>> BEGIN Source data
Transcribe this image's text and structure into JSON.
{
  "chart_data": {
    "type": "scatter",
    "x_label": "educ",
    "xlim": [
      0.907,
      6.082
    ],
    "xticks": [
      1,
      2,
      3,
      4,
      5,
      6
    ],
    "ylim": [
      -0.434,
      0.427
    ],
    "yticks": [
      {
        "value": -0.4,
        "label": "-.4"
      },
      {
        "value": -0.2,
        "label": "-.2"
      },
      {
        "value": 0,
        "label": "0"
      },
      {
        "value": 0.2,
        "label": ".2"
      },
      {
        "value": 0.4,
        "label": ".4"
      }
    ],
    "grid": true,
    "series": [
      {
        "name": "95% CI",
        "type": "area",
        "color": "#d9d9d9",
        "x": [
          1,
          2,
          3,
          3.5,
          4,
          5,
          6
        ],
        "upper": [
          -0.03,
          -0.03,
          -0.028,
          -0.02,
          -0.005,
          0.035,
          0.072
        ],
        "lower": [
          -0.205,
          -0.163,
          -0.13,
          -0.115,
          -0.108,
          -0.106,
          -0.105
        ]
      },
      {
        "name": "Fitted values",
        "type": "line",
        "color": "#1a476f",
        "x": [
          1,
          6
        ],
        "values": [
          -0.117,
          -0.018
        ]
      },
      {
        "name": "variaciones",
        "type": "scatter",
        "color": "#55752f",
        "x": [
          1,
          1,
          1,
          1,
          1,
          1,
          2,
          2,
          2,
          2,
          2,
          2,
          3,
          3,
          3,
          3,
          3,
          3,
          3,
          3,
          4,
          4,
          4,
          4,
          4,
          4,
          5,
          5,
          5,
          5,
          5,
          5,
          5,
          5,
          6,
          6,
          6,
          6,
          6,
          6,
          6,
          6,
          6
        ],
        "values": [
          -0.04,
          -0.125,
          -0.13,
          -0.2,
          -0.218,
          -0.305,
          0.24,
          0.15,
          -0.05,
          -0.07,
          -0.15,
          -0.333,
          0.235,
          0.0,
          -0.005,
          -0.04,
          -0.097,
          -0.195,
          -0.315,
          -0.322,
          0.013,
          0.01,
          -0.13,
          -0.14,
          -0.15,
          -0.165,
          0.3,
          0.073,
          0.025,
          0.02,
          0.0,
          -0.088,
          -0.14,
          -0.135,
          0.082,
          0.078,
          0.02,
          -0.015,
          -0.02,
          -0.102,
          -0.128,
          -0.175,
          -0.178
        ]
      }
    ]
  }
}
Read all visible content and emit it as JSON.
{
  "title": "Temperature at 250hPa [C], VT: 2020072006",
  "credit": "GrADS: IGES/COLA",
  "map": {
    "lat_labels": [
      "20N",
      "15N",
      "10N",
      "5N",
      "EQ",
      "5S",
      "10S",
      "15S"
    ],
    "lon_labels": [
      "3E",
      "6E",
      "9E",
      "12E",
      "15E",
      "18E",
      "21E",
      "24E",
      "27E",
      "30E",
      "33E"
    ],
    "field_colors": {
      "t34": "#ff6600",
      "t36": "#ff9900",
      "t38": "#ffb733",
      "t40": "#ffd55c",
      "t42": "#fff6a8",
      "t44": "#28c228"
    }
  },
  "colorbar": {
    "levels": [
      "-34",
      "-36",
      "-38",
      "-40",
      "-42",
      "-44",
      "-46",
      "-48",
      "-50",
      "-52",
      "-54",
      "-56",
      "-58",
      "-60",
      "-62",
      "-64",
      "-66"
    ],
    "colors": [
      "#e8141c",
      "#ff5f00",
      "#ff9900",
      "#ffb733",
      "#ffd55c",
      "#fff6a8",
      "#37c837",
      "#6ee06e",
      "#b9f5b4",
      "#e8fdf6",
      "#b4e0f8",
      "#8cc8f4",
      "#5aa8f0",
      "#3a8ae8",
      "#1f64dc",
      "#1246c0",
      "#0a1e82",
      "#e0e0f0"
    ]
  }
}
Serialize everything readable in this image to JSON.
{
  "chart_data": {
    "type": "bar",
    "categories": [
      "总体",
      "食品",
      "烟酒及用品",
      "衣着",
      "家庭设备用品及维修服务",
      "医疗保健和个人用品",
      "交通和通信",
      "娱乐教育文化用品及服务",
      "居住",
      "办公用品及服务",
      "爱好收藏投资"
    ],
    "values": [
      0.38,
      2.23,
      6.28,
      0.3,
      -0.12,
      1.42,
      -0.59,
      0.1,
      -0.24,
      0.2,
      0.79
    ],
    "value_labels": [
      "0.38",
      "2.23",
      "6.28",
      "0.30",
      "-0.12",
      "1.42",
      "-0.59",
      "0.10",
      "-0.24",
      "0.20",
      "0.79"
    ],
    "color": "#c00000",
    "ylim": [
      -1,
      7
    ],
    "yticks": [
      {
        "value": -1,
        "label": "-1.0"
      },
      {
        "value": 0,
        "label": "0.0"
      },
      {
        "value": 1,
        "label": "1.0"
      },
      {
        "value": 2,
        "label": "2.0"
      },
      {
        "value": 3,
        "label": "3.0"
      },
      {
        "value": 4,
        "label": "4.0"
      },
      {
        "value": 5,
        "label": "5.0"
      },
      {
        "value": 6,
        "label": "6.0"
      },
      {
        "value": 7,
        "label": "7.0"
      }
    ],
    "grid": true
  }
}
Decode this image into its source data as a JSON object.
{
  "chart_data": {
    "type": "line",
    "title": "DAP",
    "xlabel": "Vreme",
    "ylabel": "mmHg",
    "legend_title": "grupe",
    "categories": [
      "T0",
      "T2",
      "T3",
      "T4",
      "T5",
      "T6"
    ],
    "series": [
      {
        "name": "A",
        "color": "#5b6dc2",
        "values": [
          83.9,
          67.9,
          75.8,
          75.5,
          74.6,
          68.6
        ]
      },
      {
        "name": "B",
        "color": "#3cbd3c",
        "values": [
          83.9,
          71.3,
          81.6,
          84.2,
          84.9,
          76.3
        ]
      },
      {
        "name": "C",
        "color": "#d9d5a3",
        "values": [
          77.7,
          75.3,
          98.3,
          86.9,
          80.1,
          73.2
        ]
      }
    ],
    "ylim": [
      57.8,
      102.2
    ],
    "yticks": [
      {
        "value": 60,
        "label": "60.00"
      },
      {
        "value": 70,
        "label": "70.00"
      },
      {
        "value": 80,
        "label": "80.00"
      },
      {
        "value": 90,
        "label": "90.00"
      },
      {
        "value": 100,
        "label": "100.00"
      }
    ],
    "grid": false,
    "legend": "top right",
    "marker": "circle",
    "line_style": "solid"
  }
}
>> END Source data
• _Given instruction_
Extract each entry in full and write it down exactly.

• _Solution to the exercise_
Transcribe this image's text and structure into JSON.
{
  "chart_data": {
    "type": "scatter",
    "x_label": "educ",
    "xlim": [
      0.907,
      6.082
    ],
    "xticks": [
      1,
      2,
      3,
      4,
      5,
      6
    ],
    "ylim": [
      -0.434,
      0.427
    ],
    "yticks": [
      {
        "value": -0.4,
        "label": "-.4"
      },
      {
        "value": -0.2,
        "label": "-.2"
      },
      {
        "value": 0,
        "label": "0"
      },
      {
        "value": 0.2,
        "label": ".2"
      },
      {
        "value": 0.4,
        "label": ".4"
      }
    ],
    "grid": true,
    "series": [
      {
        "name": "95% CI",
        "type": "area",
        "color": "#d9d9d9",
        "x": [
          1,
          2,
          3,
          3.5,
          4,
          5,
          6
        ],
        "upper": [
          -0.03,
          -0.03,
          -0.028,
          -0.02,
          -0.005,
          0.035,
          0.072
        ],
        "lower": [
          -0.205,
          -0.163,
          -0.13,
          -0.115,
          -0.108,
          -0.106,
          -0.105
        ]
      },
      {
        "name": "Fitted values",
        "type": "line",
        "color": "#1a476f",
        "x": [
          1,
          6
        ],
        "values": [
          -0.117,
          -0.018
        ]
      },
      {
        "name": "variaciones",
        "type": "scatter",
        "color": "#55752f",
        "x": [
          1,
          1,
          1,
          1,
          1,
          1,
          2,
          2,
          2,
          2,
          2,
          2,
          3,
          3,
          3,
          3,
          3,
          3,
          3,
          3,
          4,
          4,
          4,
          4,
          4,
          4,
          5,
          5,
          5,
          5,
          5,
          5,
          5,
          5,
          6,
          6,
          6,
          6,
          6,
          6,
          6,
          6,
          6
        ],
        "values": [
          -0.04,
          -0.125,
          -0.13,
          -0.2,
          -0.218,
          -0.305,
          0.24,
          0.15,
          -0.05,
          -0.07,
          -0.15,
          -0.333,
          0.235,
          0.0,
          -0.005,
          -0.04,
          -0.097,
          -0.195,
          -0.315,
          -0.322,
          0.013,
          0.01,
          -0.13,
          -0.14,
          -0.15,
          -0.165,
          0.3,
          0.073,
          0.025,
          0.02,
          0.0,
          -0.088,
          -0.14,
          -0.135,
          0.082,
          0.078,
          0.02,
          -0.015,
          -0.02,
          -0.102,
          -0.128,
          -0.175,
          -0.178
        ]
      }
    ]
  }
}
Read all visible content and emit it as JSON.
{
  "title": "Temperature at 250hPa [C], VT: 2020072006",
  "credit": "GrADS: IGES/COLA",
  "map": {
    "lat_labels": [
      "20N",
      "15N",
      "10N",
      "5N",
      "EQ",
      "5S",
      "10S",
      "15S"
    ],
    "lon_labels": [
      "3E",
      "6E",
      "9E",
      "12E",
      "15E",
      "18E",
      "21E",
      "24E",
      "27E",
      "30E",
      "33E"
    ],
    "field_colors": {
      "t34": "#ff6600",
      "t36": "#ff9900",
      "t38": "#ffb733",
      "t40": "#ffd55c",
      "t42": "#fff6a8",
      "t44": "#28c228"
    }
  },
  "colorbar": {
    "levels": [
      "-34",
      "-36",
      "-38",
      "-40",
      "-42",
      "-44",
      "-46",
      "-48",
      "-50",
      "-52",
      "-54",
      "-56",
      "-58",
      "-60",
      "-62",
      "-64",
      "-66"
    ],
    "colors": [
      "#e8141c",
      "#ff5f00",
      "#ff9900",
      "#ffb733",
      "#ffd55c",
      "#fff6a8",
      "#37c837",
      "#6ee06e",
      "#b9f5b4",
      "#e8fdf6",
      "#b4e0f8",
      "#8cc8f4",
      "#5aa8f0",
      "#3a8ae8",
      "#1f64dc",
      "#1246c0",
      "#0a1e82",
      "#e0e0f0"
    ]
  }
}
Serialize everything readable in this image to JSON.
{
  "chart_data": {
    "type": "bar",
    "categories": [
      "总体",
      "食品",
      "烟酒及用品",
      "衣着",
      "家庭设备用品及维修服务",
      "医疗保健和个人用品",
      "交通和通信",
      "娱乐教育文化用品及服务",
      "居住",
      "办公用品及服务",
      "爱好收藏投资"
    ],
    "values": [
      0.38,
      2.23,
      6.28,
      0.3,
      -0.12,
      1.42,
      -0.59,
      0.1,
      -0.24,
      0.2,
      0.79
    ],
    "value_labels": [
      "0.38",
      "2.23",
      "6.28",
      "0.30",
      "-0.12",
      "1.42",
      "-0.59",
      "0.10",
      "-0.24",
      "0.20",
      "0.79"
    ],
    "color": "#c00000",
    "ylim": [
      -1,
      7
    ],
    "yticks": [
      {
        "value": -1,
        "label": "-1.0"
      },
      {
        "value": 0,
        "label": "0.0"
      },
      {
        "value": 1,
        "label": "1.0"
      },
      {
        "value": 2,
        "label": "2.0"
      },
      {
        "value": 3,
        "label": "3.0"
      },
      {
        "value": 4,
        "label": "4.0"
      },
      {
        "value": 5,
        "label": "5.0"
      },
      {
        "value": 6,
        "label": "6.0"
      },
      {
        "value": 7,
        "label": "7.0"
      }
    ],
    "grid": true
  }
}
Decode this image into its source data as a JSON object.
{
  "chart_data": {
    "type": "line",
    "title": "DAP",
    "xlabel": "Vreme",
    "ylabel": "mmHg",
    "legend_title": "grupe",
    "categories": [
      "T0",
      "T2",
      "T3",
      "T4",
      "T5",
      "T6"
    ],
    "series": [
      {
        "name": "A",
        "color": "#5b6dc2",
        "values": [
          83.9,
          67.9,
          75.8,
          75.5,
          74.6,
          68.6
        ]
      },
      {
        "name": "B",
        "color": "#3cbd3c",
        "values": [
          83.9,
          71.3,
          81.6,
          84.2,
          84.9,
          76.3
        ]
      },
      {
        "name": "C",
        "color": "#d9d5a3",
        "values": [
          77.7,
          75.3,
          98.3,
          86.9,
          80.1,
          73.2
        ]
      }
    ],
    "ylim": [
      57.8,
      102.2
    ],
    "yticks": [
      {
        "value": 60,
        "label": "60.00"
      },
      {
        "value": 70,
        "label": "70.00"
      },
      {
        "value": 80,
        "label": "80.00"
      },
      {
        "value": 90,
        "label": "90.00"
      },
      {
        "value": 100,
        "label": "100.00"
      }
    ],
    "grid": false,
    "legend": "top right",
    "marker": "circle",
    "line_style": "solid"
  }
}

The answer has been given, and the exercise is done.